EXERCISE DIRECTIONS: Set down every entry word for word. Omit the pictures.

DATA:
□ □ □

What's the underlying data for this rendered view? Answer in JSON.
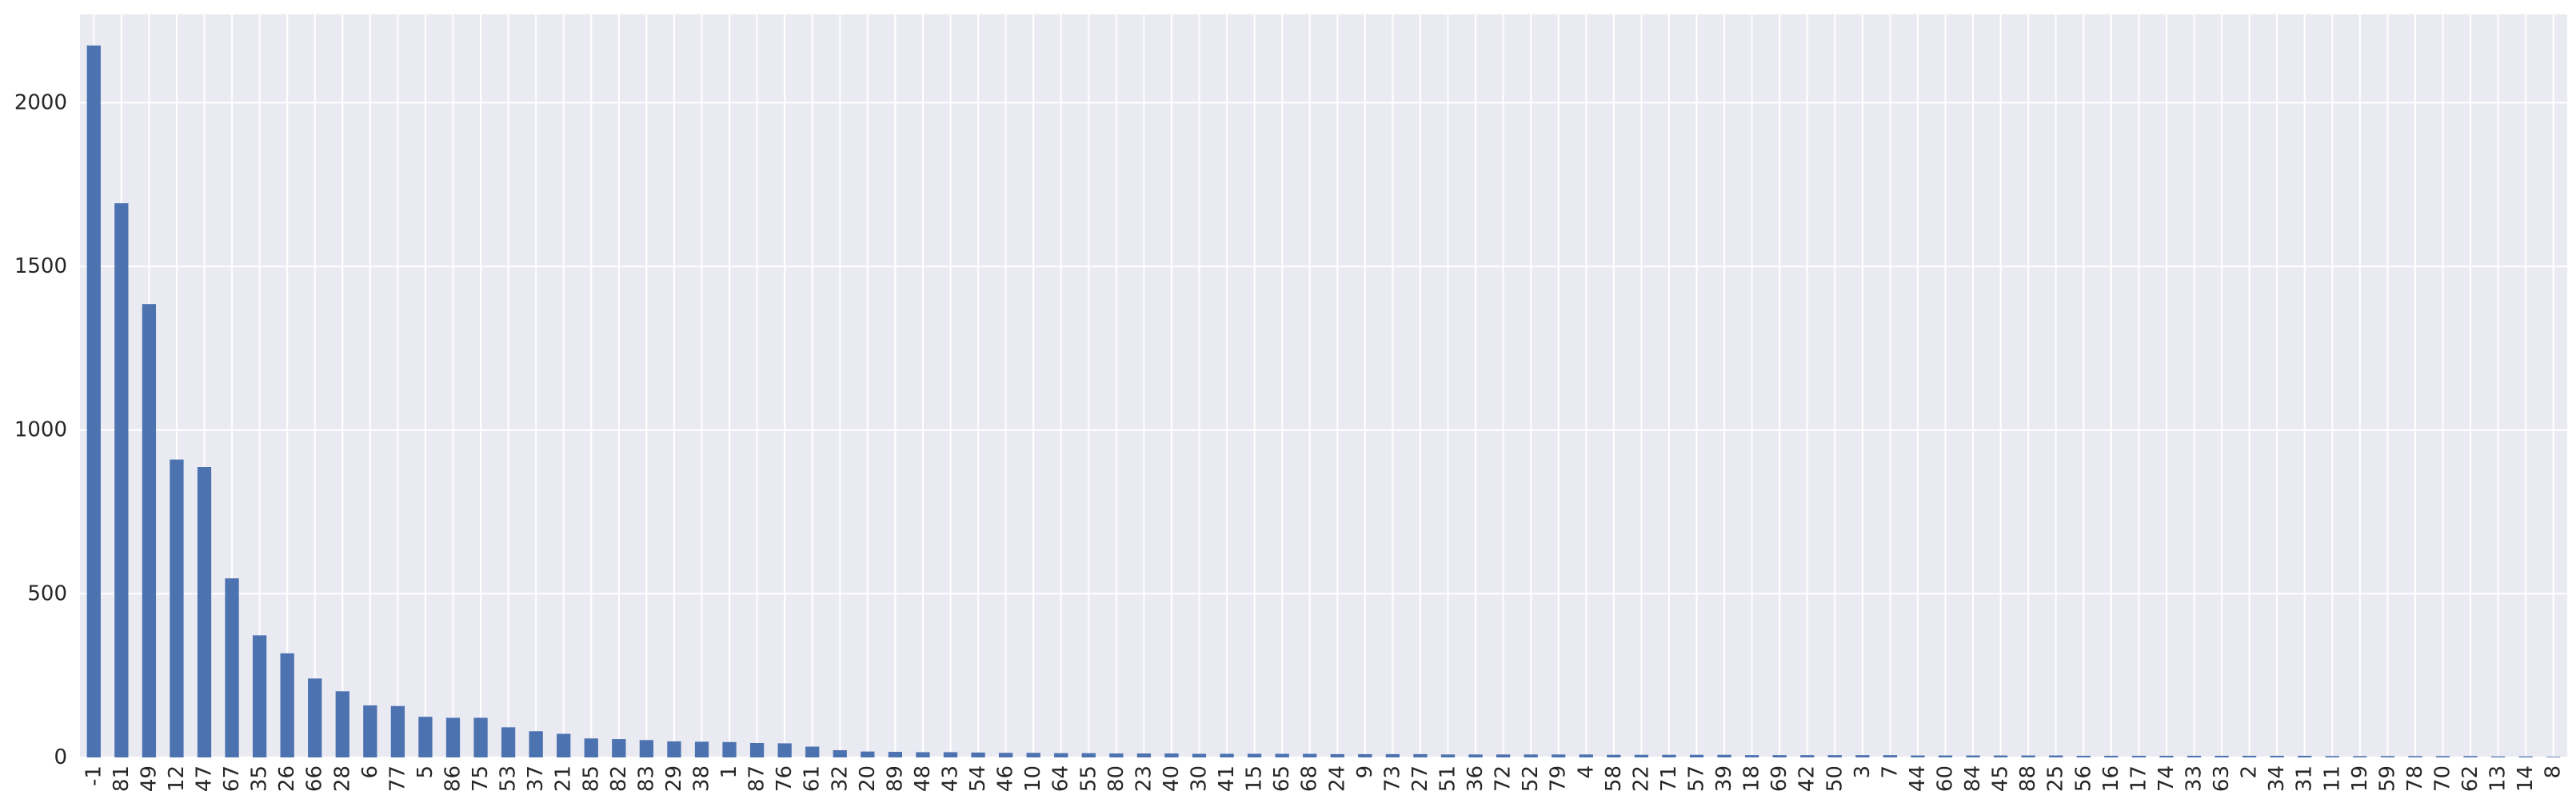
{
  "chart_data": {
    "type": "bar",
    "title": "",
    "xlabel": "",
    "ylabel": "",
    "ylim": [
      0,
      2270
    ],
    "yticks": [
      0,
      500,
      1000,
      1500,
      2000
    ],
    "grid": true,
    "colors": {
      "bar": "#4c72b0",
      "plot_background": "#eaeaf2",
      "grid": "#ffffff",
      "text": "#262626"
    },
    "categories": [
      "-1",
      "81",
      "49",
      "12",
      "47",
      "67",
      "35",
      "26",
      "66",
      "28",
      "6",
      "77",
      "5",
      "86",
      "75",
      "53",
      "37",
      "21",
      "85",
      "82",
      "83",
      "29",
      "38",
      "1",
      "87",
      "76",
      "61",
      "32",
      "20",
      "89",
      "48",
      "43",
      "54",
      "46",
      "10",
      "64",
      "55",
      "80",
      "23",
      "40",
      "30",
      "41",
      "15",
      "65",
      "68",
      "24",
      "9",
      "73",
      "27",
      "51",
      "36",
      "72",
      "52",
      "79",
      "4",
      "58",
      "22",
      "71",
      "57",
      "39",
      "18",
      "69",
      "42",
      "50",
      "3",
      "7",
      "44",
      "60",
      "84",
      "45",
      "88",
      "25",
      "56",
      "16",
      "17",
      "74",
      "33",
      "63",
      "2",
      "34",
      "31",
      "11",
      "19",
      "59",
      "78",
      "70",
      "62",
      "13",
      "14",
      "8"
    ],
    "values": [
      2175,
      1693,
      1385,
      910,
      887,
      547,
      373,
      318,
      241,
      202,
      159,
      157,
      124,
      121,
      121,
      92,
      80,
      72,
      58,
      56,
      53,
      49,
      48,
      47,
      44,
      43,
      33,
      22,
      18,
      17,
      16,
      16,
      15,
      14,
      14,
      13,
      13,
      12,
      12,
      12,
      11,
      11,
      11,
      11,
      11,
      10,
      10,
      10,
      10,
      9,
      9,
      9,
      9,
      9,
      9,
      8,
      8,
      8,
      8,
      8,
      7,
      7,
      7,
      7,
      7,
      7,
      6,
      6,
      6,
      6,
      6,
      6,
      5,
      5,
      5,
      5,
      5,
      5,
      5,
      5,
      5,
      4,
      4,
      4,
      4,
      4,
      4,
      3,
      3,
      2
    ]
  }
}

□ □ □

TASK OUTPUT:
What's the underlying data for this rendered view? Answer in JSON.
{
  "chart_data": {
    "type": "bar",
    "title": "",
    "xlabel": "",
    "ylabel": "",
    "ylim": [
      0,
      2270
    ],
    "yticks": [
      0,
      500,
      1000,
      1500,
      2000
    ],
    "grid": true,
    "colors": {
      "bar": "#4c72b0",
      "plot_background": "#eaeaf2",
      "grid": "#ffffff",
      "text": "#262626"
    },
    "categories": [
      "-1",
      "81",
      "49",
      "12",
      "47",
      "67",
      "35",
      "26",
      "66",
      "28",
      "6",
      "77",
      "5",
      "86",
      "75",
      "53",
      "37",
      "21",
      "85",
      "82",
      "83",
      "29",
      "38",
      "1",
      "87",
      "76",
      "61",
      "32",
      "20",
      "89",
      "48",
      "43",
      "54",
      "46",
      "10",
      "64",
      "55",
      "80",
      "23",
      "40",
      "30",
      "41",
      "15",
      "65",
      "68",
      "24",
      "9",
      "73",
      "27",
      "51",
      "36",
      "72",
      "52",
      "79",
      "4",
      "58",
      "22",
      "71",
      "57",
      "39",
      "18",
      "69",
      "42",
      "50",
      "3",
      "7",
      "44",
      "60",
      "84",
      "45",
      "88",
      "25",
      "56",
      "16",
      "17",
      "74",
      "33",
      "63",
      "2",
      "34",
      "31",
      "11",
      "19",
      "59",
      "78",
      "70",
      "62",
      "13",
      "14",
      "8"
    ],
    "values": [
      2175,
      1693,
      1385,
      910,
      887,
      547,
      373,
      318,
      241,
      202,
      159,
      157,
      124,
      121,
      121,
      92,
      80,
      72,
      58,
      56,
      53,
      49,
      48,
      47,
      44,
      43,
      33,
      22,
      18,
      17,
      16,
      16,
      15,
      14,
      14,
      13,
      13,
      12,
      12,
      12,
      11,
      11,
      11,
      11,
      11,
      10,
      10,
      10,
      10,
      9,
      9,
      9,
      9,
      9,
      9,
      8,
      8,
      8,
      8,
      8,
      7,
      7,
      7,
      7,
      7,
      7,
      6,
      6,
      6,
      6,
      6,
      6,
      5,
      5,
      5,
      5,
      5,
      5,
      5,
      5,
      5,
      4,
      4,
      4,
      4,
      4,
      4,
      3,
      3,
      2
    ]
  }
}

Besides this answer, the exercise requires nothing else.